* List of tasks:
(a) From the personal essay, write out everything between "And he just" and "daunting and frustrating.", inclusive, switching "father" to "uncle".
(b) Decide whether each statement agrees with the personal essay, giving yes or no and quoting the words that settle it: (i) The writer repented of distrust. (ii) The writer's father said the writer's experiences were not valid. (iii) When the writer felt hardening take place, the writer prayed.
BEGIN Page excerpt
And he just listened. And he told me he wouldn’t invalidate my experience. And what he said next was a hinge point.
Reader, my father is one of the most level-headed, stoic, and self-controlled people that I know. And he is very careful to point out to me, whenever a moment arises, that I have got to hone in on my perspective before I lose my mind, or develop a hardened heart. As my heart rate was starting to steadily decline, I listened to what he had to say. My experiences are valid, what I’m seeing is true, but his question to me was what I was going to do to keep a pure heart before God in the midst of it. And really, I didn’t know. Because it would be one thing if my experiences were all in my head, but to know I’m in a very real reality, where a good lot of men are not safe for me, felt nothing short of daunting and frustrating.
I figured, first things first, I should repent of my hatred, but not necessarily of my distrust. And I began to invite the Lord into moments where I could feel hate arising. I would see a new story about a woman being mistreated, and feel the hardening take place. Instead of letting it harden and justifying hatred for an entire sect of people, I would pray in the moment. It’s been helpful. I’ve also found solace in the fact that the Lord is my Vindicator, and misandry isn’t, nor can it fight my battles.
END Page excerpt
BEGIN Data supplied
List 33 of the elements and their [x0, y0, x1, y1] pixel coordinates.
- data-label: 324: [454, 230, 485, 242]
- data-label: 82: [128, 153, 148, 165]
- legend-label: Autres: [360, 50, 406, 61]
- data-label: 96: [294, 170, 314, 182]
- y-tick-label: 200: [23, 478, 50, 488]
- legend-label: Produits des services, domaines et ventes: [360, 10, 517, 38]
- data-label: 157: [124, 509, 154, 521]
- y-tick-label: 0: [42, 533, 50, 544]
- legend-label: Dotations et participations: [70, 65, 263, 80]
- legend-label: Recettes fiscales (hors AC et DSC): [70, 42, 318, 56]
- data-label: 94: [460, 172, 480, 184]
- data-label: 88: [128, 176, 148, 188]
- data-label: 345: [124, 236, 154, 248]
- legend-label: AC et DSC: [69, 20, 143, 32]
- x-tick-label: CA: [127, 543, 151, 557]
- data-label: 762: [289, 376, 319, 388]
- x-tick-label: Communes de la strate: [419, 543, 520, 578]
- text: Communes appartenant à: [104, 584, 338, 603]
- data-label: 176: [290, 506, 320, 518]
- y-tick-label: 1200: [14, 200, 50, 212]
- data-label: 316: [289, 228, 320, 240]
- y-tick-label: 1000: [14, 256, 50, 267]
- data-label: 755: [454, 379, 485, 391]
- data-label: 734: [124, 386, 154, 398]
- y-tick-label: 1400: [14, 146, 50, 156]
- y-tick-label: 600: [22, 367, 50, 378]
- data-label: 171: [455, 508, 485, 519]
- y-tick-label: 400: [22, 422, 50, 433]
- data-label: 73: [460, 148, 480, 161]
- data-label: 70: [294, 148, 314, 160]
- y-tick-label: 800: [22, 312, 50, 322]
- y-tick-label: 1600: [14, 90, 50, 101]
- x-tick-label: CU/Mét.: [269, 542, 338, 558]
END Data supplied
* Set of answers:
(a)
And he just listened. And he told me he wouldn’t invalidate my experience. And what he said next was a hinge point.
Reader, my uncle is one of the most level-headed, stoic, and self-controlled people that I know. And he is very careful to point out to me, whenever a moment arises, that I have got to hone in on my perspective before I lose my mind, or develop a hardened heart. As my heart rate was starting to steadily decline, I listened to what he had to say. My experiences are valid, what I’m seeing is true, but his question to me was what I was going to do to keep a pure heart before God in the midst of it. And really, I didn’t know. Because it would be one thing if my experiences were all in my head, but to know I’m in a very real reality, where a good lot of men are not safe for me, felt nothing short of daunting and frustrating.

(b)
(i) No: "I should repent of my hatred, but not necessarily of my distrust."
(ii) No: "he told me he wouldn’t invalidate my experience."
(iii) Yes: "I would pray in the moment."